-- BEGIN INPUT MATERIAL --

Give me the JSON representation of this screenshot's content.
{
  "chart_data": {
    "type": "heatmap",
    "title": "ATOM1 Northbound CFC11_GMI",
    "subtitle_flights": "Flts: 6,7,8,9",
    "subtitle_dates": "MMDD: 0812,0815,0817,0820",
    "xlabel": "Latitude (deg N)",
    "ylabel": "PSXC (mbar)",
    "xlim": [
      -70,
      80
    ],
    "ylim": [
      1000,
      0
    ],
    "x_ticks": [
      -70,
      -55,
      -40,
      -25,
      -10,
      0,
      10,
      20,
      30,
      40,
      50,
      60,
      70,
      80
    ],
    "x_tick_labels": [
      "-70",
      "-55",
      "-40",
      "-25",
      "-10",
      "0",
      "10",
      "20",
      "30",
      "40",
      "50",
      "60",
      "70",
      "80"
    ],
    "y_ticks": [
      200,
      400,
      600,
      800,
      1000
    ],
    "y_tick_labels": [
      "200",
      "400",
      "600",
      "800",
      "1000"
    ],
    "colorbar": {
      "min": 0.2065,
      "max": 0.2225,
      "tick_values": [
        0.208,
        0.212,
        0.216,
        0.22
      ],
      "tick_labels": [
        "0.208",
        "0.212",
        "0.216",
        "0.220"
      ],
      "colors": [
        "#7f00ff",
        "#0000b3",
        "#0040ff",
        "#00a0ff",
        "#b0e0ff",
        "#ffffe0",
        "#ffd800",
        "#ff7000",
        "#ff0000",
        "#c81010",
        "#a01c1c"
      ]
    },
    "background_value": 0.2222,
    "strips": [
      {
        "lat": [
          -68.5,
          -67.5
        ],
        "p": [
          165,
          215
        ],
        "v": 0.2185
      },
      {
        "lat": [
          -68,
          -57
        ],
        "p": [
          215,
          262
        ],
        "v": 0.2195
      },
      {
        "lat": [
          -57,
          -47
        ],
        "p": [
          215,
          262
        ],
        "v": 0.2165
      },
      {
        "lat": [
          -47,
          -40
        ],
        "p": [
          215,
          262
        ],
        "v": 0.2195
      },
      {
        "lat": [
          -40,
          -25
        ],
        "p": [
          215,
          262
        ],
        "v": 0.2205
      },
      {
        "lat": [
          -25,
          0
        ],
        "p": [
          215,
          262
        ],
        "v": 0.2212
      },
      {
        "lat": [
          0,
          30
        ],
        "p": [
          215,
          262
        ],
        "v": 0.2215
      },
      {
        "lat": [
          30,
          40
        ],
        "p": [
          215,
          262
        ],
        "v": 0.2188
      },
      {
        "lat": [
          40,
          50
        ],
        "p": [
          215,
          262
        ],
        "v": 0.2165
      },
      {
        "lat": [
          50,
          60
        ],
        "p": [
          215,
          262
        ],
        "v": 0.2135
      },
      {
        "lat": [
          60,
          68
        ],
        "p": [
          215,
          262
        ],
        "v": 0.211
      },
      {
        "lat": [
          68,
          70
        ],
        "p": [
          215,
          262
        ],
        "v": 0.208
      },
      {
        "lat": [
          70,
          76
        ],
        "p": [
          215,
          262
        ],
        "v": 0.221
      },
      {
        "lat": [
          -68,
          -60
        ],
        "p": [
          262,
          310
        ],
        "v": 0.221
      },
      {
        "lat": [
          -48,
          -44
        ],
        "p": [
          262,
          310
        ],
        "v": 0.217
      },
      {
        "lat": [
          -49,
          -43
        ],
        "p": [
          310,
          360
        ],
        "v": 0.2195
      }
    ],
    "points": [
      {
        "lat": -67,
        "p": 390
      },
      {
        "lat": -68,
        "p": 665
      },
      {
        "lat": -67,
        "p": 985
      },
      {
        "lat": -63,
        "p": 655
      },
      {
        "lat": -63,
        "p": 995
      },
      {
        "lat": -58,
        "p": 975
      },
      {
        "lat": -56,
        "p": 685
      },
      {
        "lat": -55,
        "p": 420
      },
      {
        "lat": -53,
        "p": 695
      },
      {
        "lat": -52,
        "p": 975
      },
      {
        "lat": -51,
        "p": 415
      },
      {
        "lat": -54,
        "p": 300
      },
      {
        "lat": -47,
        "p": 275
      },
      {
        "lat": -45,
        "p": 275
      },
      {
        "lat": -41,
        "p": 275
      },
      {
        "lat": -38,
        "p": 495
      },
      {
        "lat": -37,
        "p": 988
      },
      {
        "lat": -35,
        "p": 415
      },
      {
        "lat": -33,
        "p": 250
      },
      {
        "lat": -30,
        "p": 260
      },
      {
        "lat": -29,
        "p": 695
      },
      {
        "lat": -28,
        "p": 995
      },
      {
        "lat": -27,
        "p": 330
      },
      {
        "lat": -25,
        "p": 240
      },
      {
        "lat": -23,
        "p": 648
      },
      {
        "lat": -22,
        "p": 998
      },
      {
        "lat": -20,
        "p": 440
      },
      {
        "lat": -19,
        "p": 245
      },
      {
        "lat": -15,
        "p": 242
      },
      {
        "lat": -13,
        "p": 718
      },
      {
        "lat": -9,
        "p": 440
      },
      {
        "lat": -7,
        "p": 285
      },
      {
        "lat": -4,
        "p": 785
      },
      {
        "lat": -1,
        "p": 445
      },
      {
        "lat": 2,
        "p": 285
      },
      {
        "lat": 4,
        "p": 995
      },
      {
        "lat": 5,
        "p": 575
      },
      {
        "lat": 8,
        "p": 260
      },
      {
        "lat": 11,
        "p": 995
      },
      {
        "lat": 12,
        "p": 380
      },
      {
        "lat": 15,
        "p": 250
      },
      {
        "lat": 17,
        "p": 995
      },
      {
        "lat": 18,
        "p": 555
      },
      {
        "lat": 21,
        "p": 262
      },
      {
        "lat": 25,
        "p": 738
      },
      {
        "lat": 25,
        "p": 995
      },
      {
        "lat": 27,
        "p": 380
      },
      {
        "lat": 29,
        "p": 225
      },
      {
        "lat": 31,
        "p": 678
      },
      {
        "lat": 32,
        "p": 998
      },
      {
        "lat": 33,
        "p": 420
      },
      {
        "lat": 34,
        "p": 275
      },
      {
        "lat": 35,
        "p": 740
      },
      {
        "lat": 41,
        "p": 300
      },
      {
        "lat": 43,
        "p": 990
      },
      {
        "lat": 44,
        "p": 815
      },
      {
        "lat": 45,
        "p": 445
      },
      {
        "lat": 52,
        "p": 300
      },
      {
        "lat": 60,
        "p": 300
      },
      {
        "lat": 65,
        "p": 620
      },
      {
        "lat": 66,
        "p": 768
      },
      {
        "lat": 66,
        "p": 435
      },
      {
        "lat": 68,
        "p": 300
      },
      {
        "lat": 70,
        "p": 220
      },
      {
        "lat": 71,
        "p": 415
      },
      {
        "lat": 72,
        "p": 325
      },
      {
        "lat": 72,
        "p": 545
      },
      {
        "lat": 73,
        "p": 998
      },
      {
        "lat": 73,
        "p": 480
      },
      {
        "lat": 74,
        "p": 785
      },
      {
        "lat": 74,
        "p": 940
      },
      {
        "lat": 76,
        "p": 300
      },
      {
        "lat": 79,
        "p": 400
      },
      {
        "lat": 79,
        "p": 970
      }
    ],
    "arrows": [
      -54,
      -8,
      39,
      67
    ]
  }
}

-- END INPUT MATERIAL --

### [STATED GOAL]
Exactly reproduce every line of the records.

### [EXERCISE SOLUTION]
Give me the JSON representation of this screenshot's content.
{
  "chart_data": {
    "type": "heatmap",
    "title": "ATOM1 Northbound CFC11_GMI",
    "subtitle_flights": "Flts: 6,7,8,9",
    "subtitle_dates": "MMDD: 0812,0815,0817,0820",
    "xlabel": "Latitude (deg N)",
    "ylabel": "PSXC (mbar)",
    "xlim": [
      -70,
      80
    ],
    "ylim": [
      1000,
      0
    ],
    "x_ticks": [
      -70,
      -55,
      -40,
      -25,
      -10,
      0,
      10,
      20,
      30,
      40,
      50,
      60,
      70,
      80
    ],
    "x_tick_labels": [
      "-70",
      "-55",
      "-40",
      "-25",
      "-10",
      "0",
      "10",
      "20",
      "30",
      "40",
      "50",
      "60",
      "70",
      "80"
    ],
    "y_ticks": [
      200,
      400,
      600,
      800,
      1000
    ],
    "y_tick_labels": [
      "200",
      "400",
      "600",
      "800",
      "1000"
    ],
    "colorbar": {
      "min": 0.2065,
      "max": 0.2225,
      "tick_values": [
        0.208,
        0.212,
        0.216,
        0.22
      ],
      "tick_labels": [
        "0.208",
        "0.212",
        "0.216",
        "0.220"
      ],
      "colors": [
        "#7f00ff",
        "#0000b3",
        "#0040ff",
        "#00a0ff",
        "#b0e0ff",
        "#ffffe0",
        "#ffd800",
        "#ff7000",
        "#ff0000",
        "#c81010",
        "#a01c1c"
      ]
    },
    "background_value": 0.2222,
    "strips": [
      {
        "lat": [
          -68.5,
          -67.5
        ],
        "p": [
          165,
          215
        ],
        "v": 0.2185
      },
      {
        "lat": [
          -68,
          -57
        ],
        "p": [
          215,
          262
        ],
        "v": 0.2195
      },
      {
        "lat": [
          -57,
          -47
        ],
        "p": [
          215,
          262
        ],
        "v": 0.2165
      },
      {
        "lat": [
          -47,
          -40
        ],
        "p": [
          215,
          262
        ],
        "v": 0.2195
      },
      {
        "lat": [
          -40,
          -25
        ],
        "p": [
          215,
          262
        ],
        "v": 0.2205
      },
      {
        "lat": [
          -25,
          0
        ],
        "p": [
          215,
          262
        ],
        "v": 0.2212
      },
      {
        "lat": [
          0,
          30
        ],
        "p": [
          215,
          262
        ],
        "v": 0.2215
      },
      {
        "lat": [
          30,
          40
        ],
        "p": [
          215,
          262
        ],
        "v": 0.2188
      },
      {
        "lat": [
          40,
          50
        ],
        "p": [
          215,
          262
        ],
        "v": 0.2165
      },
      {
        "lat": [
          50,
          60
        ],
        "p": [
          215,
          262
        ],
        "v": 0.2135
      },
      {
        "lat": [
          60,
          68
        ],
        "p": [
          215,
          262
        ],
        "v": 0.211
      },
      {
        "lat": [
          68,
          70
        ],
        "p": [
          215,
          262
        ],
        "v": 0.208
      },
      {
        "lat": [
          70,
          76
        ],
        "p": [
          215,
          262
        ],
        "v": 0.221
      },
      {
        "lat": [
          -68,
          -60
        ],
        "p": [
          262,
          310
        ],
        "v": 0.221
      },
      {
        "lat": [
          -48,
          -44
        ],
        "p": [
          262,
          310
        ],
        "v": 0.217
      },
      {
        "lat": [
          -49,
          -43
        ],
        "p": [
          310,
          360
        ],
        "v": 0.2195
      }
    ],
    "points": [
      {
        "lat": -67,
        "p": 390
      },
      {
        "lat": -68,
        "p": 665
      },
      {
        "lat": -67,
        "p": 985
      },
      {
        "lat": -63,
        "p": 655
      },
      {
        "lat": -63,
        "p": 995
      },
      {
        "lat": -58,
        "p": 975
      },
      {
        "lat": -56,
        "p": 685
      },
      {
        "lat": -55,
        "p": 420
      },
      {
        "lat": -53,
        "p": 695
      },
      {
        "lat": -52,
        "p": 975
      },
      {
        "lat": -51,
        "p": 415
      },
      {
        "lat": -54,
        "p": 300
      },
      {
        "lat": -47,
        "p": 275
      },
      {
        "lat": -45,
        "p": 275
      },
      {
        "lat": -41,
        "p": 275
      },
      {
        "lat": -38,
        "p": 495
      },
      {
        "lat": -37,
        "p": 988
      },
      {
        "lat": -35,
        "p": 415
      },
      {
        "lat": -33,
        "p": 250
      },
      {
        "lat": -30,
        "p": 260
      },
      {
        "lat": -29,
        "p": 695
      },
      {
        "lat": -28,
        "p": 995
      },
      {
        "lat": -27,
        "p": 330
      },
      {
        "lat": -25,
        "p": 240
      },
      {
        "lat": -23,
        "p": 648
      },
      {
        "lat": -22,
        "p": 998
      },
      {
        "lat": -20,
        "p": 440
      },
      {
        "lat": -19,
        "p": 245
      },
      {
        "lat": -15,
        "p": 242
      },
      {
        "lat": -13,
        "p": 718
      },
      {
        "lat": -9,
        "p": 440
      },
      {
        "lat": -7,
        "p": 285
      },
      {
        "lat": -4,
        "p": 785
      },
      {
        "lat": -1,
        "p": 445
      },
      {
        "lat": 2,
        "p": 285
      },
      {
        "lat": 4,
        "p": 995
      },
      {
        "lat": 5,
        "p": 575
      },
      {
        "lat": 8,
        "p": 260
      },
      {
        "lat": 11,
        "p": 995
      },
      {
        "lat": 12,
        "p": 380
      },
      {
        "lat": 15,
        "p": 250
      },
      {
        "lat": 17,
        "p": 995
      },
      {
        "lat": 18,
        "p": 555
      },
      {
        "lat": 21,
        "p": 262
      },
      {
        "lat": 25,
        "p": 738
      },
      {
        "lat": 25,
        "p": 995
      },
      {
        "lat": 27,
        "p": 380
      },
      {
        "lat": 29,
        "p": 225
      },
      {
        "lat": 31,
        "p": 678
      },
      {
        "lat": 32,
        "p": 998
      },
      {
        "lat": 33,
        "p": 420
      },
      {
        "lat": 34,
        "p": 275
      },
      {
        "lat": 35,
        "p": 740
      },
      {
        "lat": 41,
        "p": 300
      },
      {
        "lat": 43,
        "p": 990
      },
      {
        "lat": 44,
        "p": 815
      },
      {
        "lat": 45,
        "p": 445
      },
      {
        "lat": 52,
        "p": 300
      },
      {
        "lat": 60,
        "p": 300
      },
      {
        "lat": 65,
        "p": 620
      },
      {
        "lat": 66,
        "p": 768
      },
      {
        "lat": 66,
        "p": 435
      },
      {
        "lat": 68,
        "p": 300
      },
      {
        "lat": 70,
        "p": 220
      },
      {
        "lat": 71,
        "p": 415
      },
      {
        "lat": 72,
        "p": 325
      },
      {
        "lat": 72,
        "p": 545
      },
      {
        "lat": 73,
        "p": 998
      },
      {
        "lat": 73,
        "p": 480
      },
      {
        "lat": 74,
        "p": 785
      },
      {
        "lat": 74,
        "p": 940
      },
      {
        "lat": 76,
        "p": 300
      },
      {
        "lat": 79,
        "p": 400
      },
      {
        "lat": 79,
        "p": 970
      }
    ],
    "arrows": [
      -54,
      -8,
      39,
      67
    ]
  }
}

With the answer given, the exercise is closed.